* Work required *
Repeat what the lines below say, word for word, and skip every image.

* Materials provided *
══════════════════════════════
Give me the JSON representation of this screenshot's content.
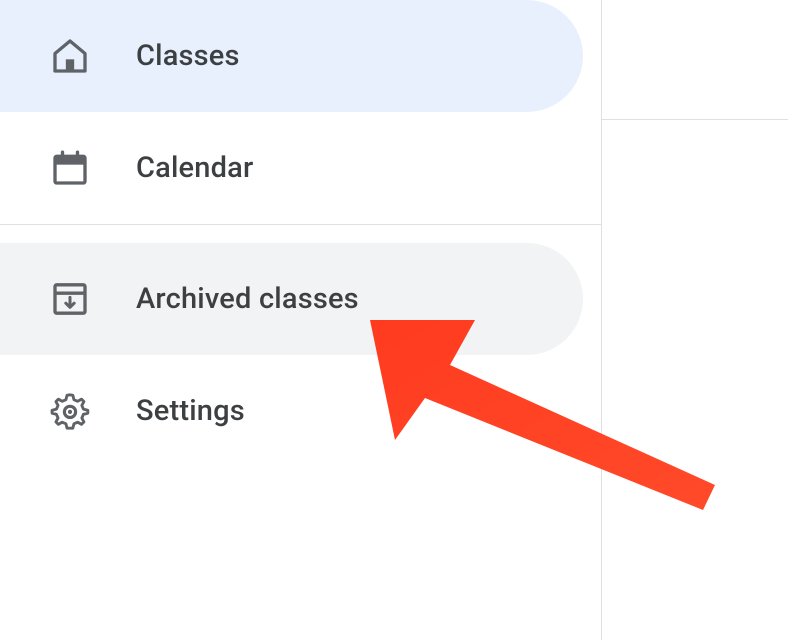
{
  "sidebar": {
    "items": [
      {
        "label": "Classes",
        "icon": "home-icon",
        "selected": true
      },
      {
        "label": "Calendar",
        "icon": "calendar-icon",
        "selected": false
      },
      {
        "label": "Archived classes",
        "icon": "archive-icon",
        "selected": false,
        "hovered": true
      },
      {
        "label": "Settings",
        "icon": "gear-icon",
        "selected": false
      }
    ]
  },
  "annotation": {
    "arrow_color": "#ff3b1f",
    "target": "archived-classes"
  }
}
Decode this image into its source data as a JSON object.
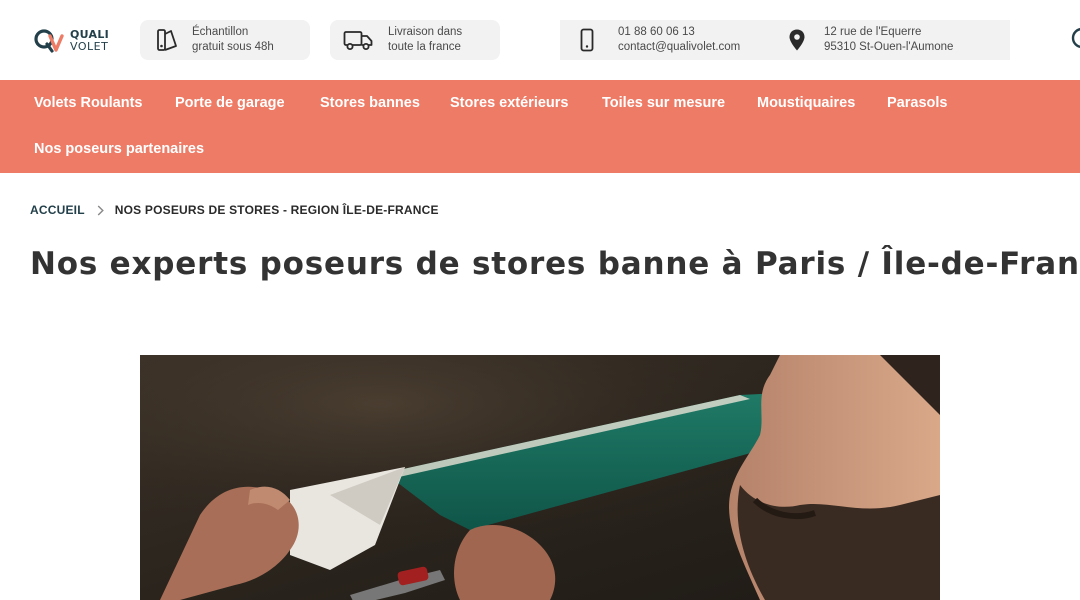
{
  "brand": {
    "line1": "QUALI",
    "line2": "VOLET",
    "accent": "#ee7b66",
    "dark": "#23404a"
  },
  "header": {
    "sample": {
      "line1": "Échantillon",
      "line2": "gratuit sous 48h",
      "icon": "swatch-icon"
    },
    "delivery": {
      "line1": "Livraison dans",
      "line2": "toute la france",
      "icon": "truck-icon"
    },
    "contact": {
      "phone": "01 88 60 06 13",
      "email": "contact@qualivolet.com",
      "address_line1": "12 rue de l'Equerre",
      "address_line2": "95310 St-Ouen-l'Aumone",
      "phone_icon": "phone-icon",
      "address_icon": "location-pin-icon"
    },
    "search_icon": "search-icon"
  },
  "nav": {
    "items": [
      {
        "label": "Volets Roulants"
      },
      {
        "label": "Porte de garage"
      },
      {
        "label": "Stores bannes"
      },
      {
        "label": "Stores extérieurs"
      },
      {
        "label": "Toiles sur mesure"
      },
      {
        "label": "Moustiquaires"
      },
      {
        "label": "Parasols"
      },
      {
        "label": "Nos poseurs partenaires"
      }
    ],
    "background": "#ee7b66"
  },
  "breadcrumb": {
    "home": "ACCUEIL",
    "current": "NOS POSEURS DE STORES - REGION ÎLE-DE-FRANCE"
  },
  "page": {
    "title": "Nos experts poseurs de stores banne à Paris / Île-de-France"
  }
}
══════════════════════════════
* Correct response *
Give me the JSON representation of this screenshot's content.
{
  "sidebar": {
    "items": [
      {
        "label": "Classes",
        "icon": "home-icon",
        "selected": true
      },
      {
        "label": "Calendar",
        "icon": "calendar-icon",
        "selected": false
      },
      {
        "label": "Archived classes",
        "icon": "archive-icon",
        "selected": false,
        "hovered": true
      },
      {
        "label": "Settings",
        "icon": "gear-icon",
        "selected": false
      }
    ]
  },
  "annotation": {
    "arrow_color": "#ff3b1f",
    "target": "archived-classes"
  }
}
Decode this image into its source data as a JSON object.
{
  "brand": {
    "line1": "QUALI",
    "line2": "VOLET",
    "accent": "#ee7b66",
    "dark": "#23404a"
  },
  "header": {
    "sample": {
      "line1": "Échantillon",
      "line2": "gratuit sous 48h",
      "icon": "swatch-icon"
    },
    "delivery": {
      "line1": "Livraison dans",
      "line2": "toute la france",
      "icon": "truck-icon"
    },
    "contact": {
      "phone": "01 88 60 06 13",
      "email": "contact@qualivolet.com",
      "address_line1": "12 rue de l'Equerre",
      "address_line2": "95310 St-Ouen-l'Aumone",
      "phone_icon": "phone-icon",
      "address_icon": "location-pin-icon"
    },
    "search_icon": "search-icon"
  },
  "nav": {
    "items": [
      {
        "label": "Volets Roulants"
      },
      {
        "label": "Porte de garage"
      },
      {
        "label": "Stores bannes"
      },
      {
        "label": "Stores extérieurs"
      },
      {
        "label": "Toiles sur mesure"
      },
      {
        "label": "Moustiquaires"
      },
      {
        "label": "Parasols"
      },
      {
        "label": "Nos poseurs partenaires"
      }
    ],
    "background": "#ee7b66"
  },
  "breadcrumb": {
    "home": "ACCUEIL",
    "current": "NOS POSEURS DE STORES - REGION ÎLE-DE-FRANCE"
  },
  "page": {
    "title": "Nos experts poseurs de stores banne à Paris / Île-de-France"
  }
}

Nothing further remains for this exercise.